Data entries:
------------------------------------

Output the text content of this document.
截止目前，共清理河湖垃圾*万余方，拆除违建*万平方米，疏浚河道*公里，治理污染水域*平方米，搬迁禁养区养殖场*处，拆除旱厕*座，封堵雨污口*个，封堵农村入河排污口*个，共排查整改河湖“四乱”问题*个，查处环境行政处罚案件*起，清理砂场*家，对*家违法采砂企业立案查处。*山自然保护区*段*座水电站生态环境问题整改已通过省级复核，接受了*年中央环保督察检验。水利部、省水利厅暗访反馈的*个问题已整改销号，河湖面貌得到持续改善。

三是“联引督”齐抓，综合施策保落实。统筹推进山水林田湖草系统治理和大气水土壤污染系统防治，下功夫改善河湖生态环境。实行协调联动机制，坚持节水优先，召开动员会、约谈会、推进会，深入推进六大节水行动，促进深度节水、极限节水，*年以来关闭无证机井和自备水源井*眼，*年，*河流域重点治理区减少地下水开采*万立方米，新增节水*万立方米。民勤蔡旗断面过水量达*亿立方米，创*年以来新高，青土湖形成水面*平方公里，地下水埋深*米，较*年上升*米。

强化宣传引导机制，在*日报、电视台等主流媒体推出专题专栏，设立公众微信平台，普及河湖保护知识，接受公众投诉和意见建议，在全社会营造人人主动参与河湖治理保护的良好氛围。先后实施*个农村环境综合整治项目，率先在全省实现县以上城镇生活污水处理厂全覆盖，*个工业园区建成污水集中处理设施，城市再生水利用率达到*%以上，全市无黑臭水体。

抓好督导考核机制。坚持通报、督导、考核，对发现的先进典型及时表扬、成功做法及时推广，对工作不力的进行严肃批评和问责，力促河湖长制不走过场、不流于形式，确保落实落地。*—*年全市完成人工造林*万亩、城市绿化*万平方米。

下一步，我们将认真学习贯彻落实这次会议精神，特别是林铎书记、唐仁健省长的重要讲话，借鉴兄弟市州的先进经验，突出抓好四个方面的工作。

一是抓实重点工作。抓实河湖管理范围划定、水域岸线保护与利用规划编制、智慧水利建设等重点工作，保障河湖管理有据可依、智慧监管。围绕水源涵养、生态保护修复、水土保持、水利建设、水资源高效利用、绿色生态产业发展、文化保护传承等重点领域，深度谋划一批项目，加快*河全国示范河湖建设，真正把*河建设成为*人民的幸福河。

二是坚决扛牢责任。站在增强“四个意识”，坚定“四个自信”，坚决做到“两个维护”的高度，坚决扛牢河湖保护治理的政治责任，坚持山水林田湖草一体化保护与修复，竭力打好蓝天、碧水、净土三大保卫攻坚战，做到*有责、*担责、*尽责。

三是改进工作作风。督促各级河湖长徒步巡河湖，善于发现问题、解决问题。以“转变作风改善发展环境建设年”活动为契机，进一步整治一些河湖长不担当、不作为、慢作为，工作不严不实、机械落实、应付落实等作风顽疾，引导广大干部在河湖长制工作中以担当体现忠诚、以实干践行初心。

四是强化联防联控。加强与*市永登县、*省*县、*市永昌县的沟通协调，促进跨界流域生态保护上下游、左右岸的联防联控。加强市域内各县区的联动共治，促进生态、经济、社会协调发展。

------------------------------------

> [AIM] Take the listing above and set it down exactly.

> [ANSWER FOR THIS EXERCISE]
Output the text content of this document.
截止目前，共清理河湖垃圾*万余方，拆除违建*万平方米，疏浚河道*公里，治理污染水域*平方米，搬迁禁养区养殖场*处，拆除旱厕*座，封堵雨污口*个，封堵农村入河排污口*个，共排查整改河湖“四乱”问题*个，查处环境行政处罚案件*起，清理砂场*家，对*家违法采砂企业立案查处。*山自然保护区*段*座水电站生态环境问题整改已通过省级复核，接受了*年中央环保督察检验。水利部、省水利厅暗访反馈的*个问题已整改销号，河湖面貌得到持续改善。

三是“联引督”齐抓，综合施策保落实。统筹推进山水林田湖草系统治理和大气水土壤污染系统防治，下功夫改善河湖生态环境。实行协调联动机制，坚持节水优先，召开动员会、约谈会、推进会，深入推进六大节水行动，促进深度节水、极限节水，*年以来关闭无证机井和自备水源井*眼，*年，*河流域重点治理区减少地下水开采*万立方米，新增节水*万立方米。民勤蔡旗断面过水量达*亿立方米，创*年以来新高，青土湖形成水面*平方公里，地下水埋深*米，较*年上升*米。

强化宣传引导机制，在*日报、电视台等主流媒体推出专题专栏，设立公众微信平台，普及河湖保护知识，接受公众投诉和意见建议，在全社会营造人人主动参与河湖治理保护的良好氛围。先后实施*个农村环境综合整治项目，率先在全省实现县以上城镇生活污水处理厂全覆盖，*个工业园区建成污水集中处理设施，城市再生水利用率达到*%以上，全市无黑臭水体。

抓好督导考核机制。坚持通报、督导、考核，对发现的先进典型及时表扬、成功做法及时推广，对工作不力的进行严肃批评和问责，力促河湖长制不走过场、不流于形式，确保落实落地。*—*年全市完成人工造林*万亩、城市绿化*万平方米。

下一步，我们将认真学习贯彻落实这次会议精神，特别是林铎书记、唐仁健省长的重要讲话，借鉴兄弟市州的先进经验，突出抓好四个方面的工作。

一是抓实重点工作。抓实河湖管理范围划定、水域岸线保护与利用规划编制、智慧水利建设等重点工作，保障河湖管理有据可依、智慧监管。围绕水源涵养、生态保护修复、水土保持、水利建设、水资源高效利用、绿色生态产业发展、文化保护传承等重点领域，深度谋划一批项目，加快*河全国示范河湖建设，真正把*河建设成为*人民的幸福河。

二是坚决扛牢责任。站在增强“四个意识”，坚定“四个自信”，坚决做到“两个维护”的高度，坚决扛牢河湖保护治理的政治责任，坚持山水林田湖草一体化保护与修复，竭力打好蓝天、碧水、净土三大保卫攻坚战，做到*有责、*担责、*尽责。

三是改进工作作风。督促各级河湖长徒步巡河湖，善于发现问题、解决问题。以“转变作风改善发展环境建设年”活动为契机，进一步整治一些河湖长不担当、不作为、慢作为，工作不严不实、机械落实、应付落实等作风顽疾，引导广大干部在河湖长制工作中以担当体现忠诚、以实干践行初心。

四是强化联防联控。加强与*市永登县、*省*县、*市永昌县的沟通协调，促进跨界流域生态保护上下游、左右岸的联防联控。加强市域内各县区的联动共治，促进生态、经济、社会协调发展。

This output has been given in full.